[Dataset items]
** start **

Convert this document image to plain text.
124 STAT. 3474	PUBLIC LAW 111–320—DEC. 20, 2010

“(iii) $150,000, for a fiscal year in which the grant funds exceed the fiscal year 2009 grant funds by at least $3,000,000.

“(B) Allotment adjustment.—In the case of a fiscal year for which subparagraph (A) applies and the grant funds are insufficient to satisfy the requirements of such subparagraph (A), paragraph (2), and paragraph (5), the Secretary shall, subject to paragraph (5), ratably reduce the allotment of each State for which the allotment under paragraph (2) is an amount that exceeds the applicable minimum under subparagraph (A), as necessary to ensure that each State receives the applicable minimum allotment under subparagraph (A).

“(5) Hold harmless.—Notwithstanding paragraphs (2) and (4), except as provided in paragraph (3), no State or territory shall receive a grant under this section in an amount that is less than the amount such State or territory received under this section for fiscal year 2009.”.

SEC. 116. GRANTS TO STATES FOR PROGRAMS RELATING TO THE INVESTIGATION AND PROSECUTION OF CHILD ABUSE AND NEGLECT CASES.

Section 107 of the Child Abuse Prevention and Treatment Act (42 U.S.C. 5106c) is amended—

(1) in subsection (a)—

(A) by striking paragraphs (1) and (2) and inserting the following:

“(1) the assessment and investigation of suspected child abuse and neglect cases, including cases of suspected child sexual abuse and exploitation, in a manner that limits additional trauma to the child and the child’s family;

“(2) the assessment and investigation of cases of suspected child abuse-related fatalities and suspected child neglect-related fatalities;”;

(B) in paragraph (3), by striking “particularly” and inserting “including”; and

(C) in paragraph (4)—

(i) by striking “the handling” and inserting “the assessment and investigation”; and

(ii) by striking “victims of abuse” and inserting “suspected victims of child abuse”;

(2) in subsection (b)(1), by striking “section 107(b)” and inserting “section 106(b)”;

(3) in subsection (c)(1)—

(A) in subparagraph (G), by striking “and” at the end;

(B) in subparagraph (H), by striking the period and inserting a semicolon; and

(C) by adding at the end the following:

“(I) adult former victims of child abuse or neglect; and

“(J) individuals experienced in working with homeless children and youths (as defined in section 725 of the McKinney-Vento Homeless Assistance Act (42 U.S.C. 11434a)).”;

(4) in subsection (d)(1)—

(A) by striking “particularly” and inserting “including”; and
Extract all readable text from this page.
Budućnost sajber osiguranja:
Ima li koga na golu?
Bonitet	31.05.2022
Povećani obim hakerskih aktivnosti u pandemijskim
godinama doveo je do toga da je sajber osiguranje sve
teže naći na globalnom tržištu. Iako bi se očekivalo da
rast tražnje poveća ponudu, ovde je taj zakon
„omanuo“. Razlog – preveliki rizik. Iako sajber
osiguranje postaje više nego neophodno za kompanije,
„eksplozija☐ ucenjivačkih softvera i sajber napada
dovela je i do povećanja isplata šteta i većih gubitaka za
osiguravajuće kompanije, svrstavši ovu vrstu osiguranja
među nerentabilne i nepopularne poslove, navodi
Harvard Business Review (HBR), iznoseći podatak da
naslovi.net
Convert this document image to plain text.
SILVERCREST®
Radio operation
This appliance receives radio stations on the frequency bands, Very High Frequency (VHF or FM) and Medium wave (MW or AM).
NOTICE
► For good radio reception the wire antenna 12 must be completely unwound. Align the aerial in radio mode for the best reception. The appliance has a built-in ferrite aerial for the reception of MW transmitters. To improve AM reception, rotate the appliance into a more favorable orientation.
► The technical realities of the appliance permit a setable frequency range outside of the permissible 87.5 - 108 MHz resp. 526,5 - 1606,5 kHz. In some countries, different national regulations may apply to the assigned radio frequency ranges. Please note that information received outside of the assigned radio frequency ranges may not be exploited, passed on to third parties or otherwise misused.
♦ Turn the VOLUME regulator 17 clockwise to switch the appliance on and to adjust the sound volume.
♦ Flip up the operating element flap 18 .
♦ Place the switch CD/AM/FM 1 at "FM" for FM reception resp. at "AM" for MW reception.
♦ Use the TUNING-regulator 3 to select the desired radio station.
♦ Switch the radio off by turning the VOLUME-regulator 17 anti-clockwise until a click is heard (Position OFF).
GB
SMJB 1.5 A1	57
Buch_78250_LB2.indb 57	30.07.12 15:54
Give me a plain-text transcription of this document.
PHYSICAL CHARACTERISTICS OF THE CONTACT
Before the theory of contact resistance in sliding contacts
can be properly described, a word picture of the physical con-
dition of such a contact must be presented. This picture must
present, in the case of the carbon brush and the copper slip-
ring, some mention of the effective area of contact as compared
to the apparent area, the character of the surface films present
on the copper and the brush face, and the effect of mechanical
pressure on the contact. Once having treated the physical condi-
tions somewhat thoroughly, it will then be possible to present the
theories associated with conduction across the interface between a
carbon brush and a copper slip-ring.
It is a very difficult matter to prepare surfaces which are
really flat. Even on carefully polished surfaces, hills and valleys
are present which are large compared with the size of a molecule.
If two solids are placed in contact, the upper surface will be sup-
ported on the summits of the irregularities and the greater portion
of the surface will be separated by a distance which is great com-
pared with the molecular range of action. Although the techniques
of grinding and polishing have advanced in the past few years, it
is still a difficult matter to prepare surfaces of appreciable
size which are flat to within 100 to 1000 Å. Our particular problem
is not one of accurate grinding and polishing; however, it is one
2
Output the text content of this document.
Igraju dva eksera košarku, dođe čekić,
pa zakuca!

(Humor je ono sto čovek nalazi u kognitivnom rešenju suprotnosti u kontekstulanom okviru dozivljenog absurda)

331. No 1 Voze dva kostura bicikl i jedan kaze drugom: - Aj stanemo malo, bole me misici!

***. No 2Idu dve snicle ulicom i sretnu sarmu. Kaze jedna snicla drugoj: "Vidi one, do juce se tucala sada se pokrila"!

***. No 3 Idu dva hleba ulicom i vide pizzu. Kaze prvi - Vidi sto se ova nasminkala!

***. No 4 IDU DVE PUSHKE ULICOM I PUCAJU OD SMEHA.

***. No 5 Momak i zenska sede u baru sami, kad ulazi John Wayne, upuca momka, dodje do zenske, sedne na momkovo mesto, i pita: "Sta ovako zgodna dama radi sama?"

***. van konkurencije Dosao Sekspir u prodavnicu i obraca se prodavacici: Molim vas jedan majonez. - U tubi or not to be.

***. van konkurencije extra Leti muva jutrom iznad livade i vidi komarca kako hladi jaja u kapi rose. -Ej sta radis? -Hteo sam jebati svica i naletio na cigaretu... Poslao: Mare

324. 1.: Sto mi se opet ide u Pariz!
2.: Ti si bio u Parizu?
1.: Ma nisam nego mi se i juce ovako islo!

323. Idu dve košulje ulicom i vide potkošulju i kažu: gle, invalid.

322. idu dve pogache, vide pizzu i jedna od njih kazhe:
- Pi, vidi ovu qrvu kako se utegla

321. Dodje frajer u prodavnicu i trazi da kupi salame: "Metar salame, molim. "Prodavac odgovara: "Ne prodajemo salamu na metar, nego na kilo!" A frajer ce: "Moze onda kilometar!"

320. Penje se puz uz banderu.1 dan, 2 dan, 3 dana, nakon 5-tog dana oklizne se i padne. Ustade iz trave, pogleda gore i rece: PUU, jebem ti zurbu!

** end **

### EXERCISE DETAILS
Tally how many lines of the data include the word "jedan". Write the number and nothing else.

### FINISHED TASK
2